**GIVEN INFORMATION**
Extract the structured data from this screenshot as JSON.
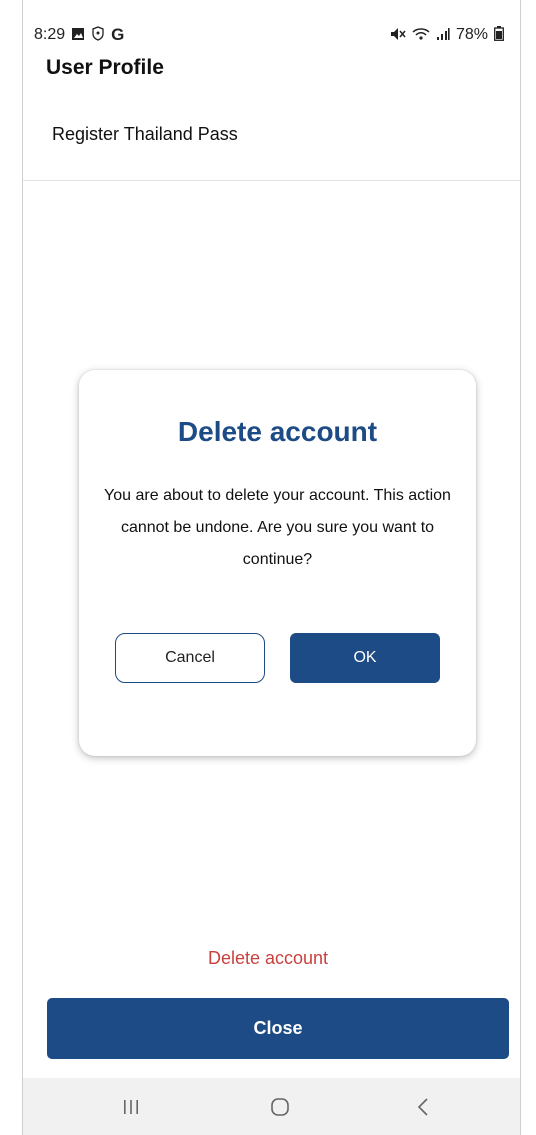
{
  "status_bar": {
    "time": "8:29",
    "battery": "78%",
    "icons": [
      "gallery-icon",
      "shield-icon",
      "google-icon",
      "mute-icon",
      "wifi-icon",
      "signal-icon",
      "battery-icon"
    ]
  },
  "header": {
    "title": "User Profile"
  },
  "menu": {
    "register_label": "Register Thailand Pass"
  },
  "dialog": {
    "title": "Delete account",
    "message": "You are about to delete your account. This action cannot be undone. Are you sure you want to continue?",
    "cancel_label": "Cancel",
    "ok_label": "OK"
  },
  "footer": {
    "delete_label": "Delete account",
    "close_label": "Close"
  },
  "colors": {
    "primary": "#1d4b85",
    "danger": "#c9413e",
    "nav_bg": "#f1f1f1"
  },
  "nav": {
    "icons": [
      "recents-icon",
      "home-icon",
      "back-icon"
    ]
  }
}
---
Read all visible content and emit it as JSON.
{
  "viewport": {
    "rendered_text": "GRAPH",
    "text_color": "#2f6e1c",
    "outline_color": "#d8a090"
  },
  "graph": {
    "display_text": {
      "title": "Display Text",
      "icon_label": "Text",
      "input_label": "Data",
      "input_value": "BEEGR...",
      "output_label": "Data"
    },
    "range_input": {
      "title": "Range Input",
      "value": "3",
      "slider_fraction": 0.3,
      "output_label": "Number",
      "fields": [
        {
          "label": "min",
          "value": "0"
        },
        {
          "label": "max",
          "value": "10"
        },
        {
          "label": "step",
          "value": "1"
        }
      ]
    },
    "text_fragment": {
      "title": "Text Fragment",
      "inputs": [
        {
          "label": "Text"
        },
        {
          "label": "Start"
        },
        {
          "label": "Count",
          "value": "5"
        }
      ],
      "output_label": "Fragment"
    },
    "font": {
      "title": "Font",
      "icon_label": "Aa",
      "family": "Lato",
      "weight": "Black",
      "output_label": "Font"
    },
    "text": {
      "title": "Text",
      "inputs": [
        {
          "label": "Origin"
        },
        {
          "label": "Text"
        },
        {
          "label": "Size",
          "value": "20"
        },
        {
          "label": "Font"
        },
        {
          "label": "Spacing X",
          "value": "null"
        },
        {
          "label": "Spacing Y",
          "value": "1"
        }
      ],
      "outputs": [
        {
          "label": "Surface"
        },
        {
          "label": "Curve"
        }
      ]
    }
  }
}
...
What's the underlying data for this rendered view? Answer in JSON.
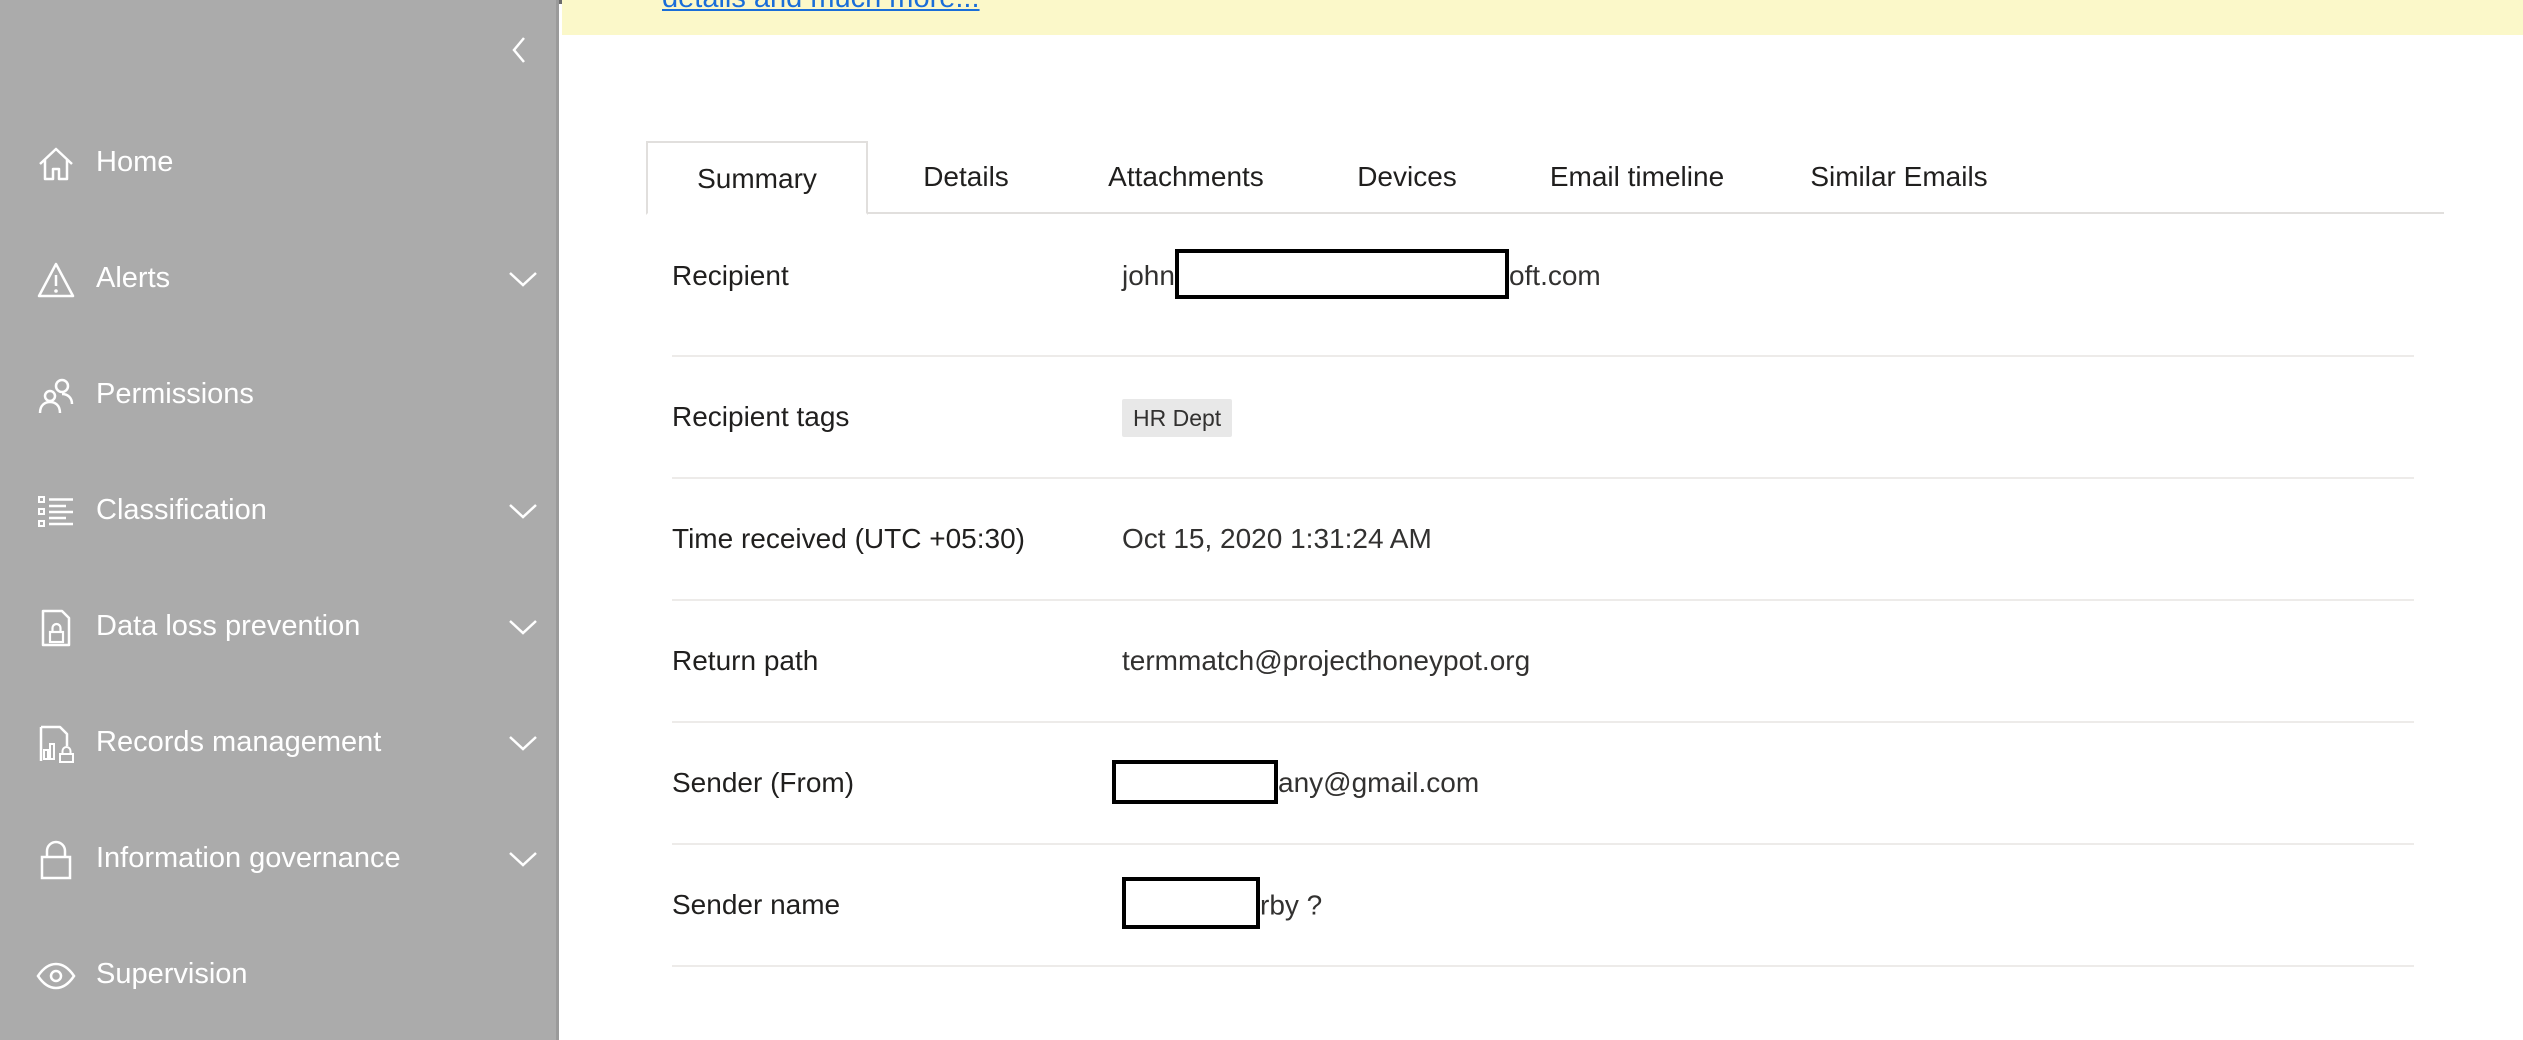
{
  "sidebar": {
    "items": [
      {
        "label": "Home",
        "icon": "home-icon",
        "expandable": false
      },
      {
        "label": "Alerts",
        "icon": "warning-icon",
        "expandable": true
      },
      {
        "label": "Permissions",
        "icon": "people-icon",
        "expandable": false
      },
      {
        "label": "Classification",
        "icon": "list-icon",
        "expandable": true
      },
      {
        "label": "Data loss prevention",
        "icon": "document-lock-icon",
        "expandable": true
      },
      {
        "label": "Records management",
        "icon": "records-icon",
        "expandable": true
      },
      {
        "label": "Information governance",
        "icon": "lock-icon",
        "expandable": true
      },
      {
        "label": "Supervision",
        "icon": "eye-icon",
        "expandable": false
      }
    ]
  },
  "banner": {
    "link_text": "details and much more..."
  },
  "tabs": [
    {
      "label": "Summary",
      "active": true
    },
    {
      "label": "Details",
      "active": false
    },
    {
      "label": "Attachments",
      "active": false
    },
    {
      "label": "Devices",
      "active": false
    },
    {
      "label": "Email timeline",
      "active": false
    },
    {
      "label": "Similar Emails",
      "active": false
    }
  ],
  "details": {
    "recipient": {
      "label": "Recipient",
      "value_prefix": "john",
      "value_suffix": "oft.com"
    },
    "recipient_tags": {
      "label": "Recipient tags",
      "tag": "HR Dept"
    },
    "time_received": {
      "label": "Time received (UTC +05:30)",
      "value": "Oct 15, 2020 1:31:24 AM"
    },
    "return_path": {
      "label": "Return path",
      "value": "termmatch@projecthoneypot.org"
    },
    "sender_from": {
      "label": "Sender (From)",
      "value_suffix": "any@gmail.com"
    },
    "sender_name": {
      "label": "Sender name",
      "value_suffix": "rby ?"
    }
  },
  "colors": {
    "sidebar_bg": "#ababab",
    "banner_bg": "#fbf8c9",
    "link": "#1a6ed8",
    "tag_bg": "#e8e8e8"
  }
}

**PROBLEM**
Report how many lines of the listing hold the word "JSON", with nothing but the number.

**FINISHED ANSWER**
3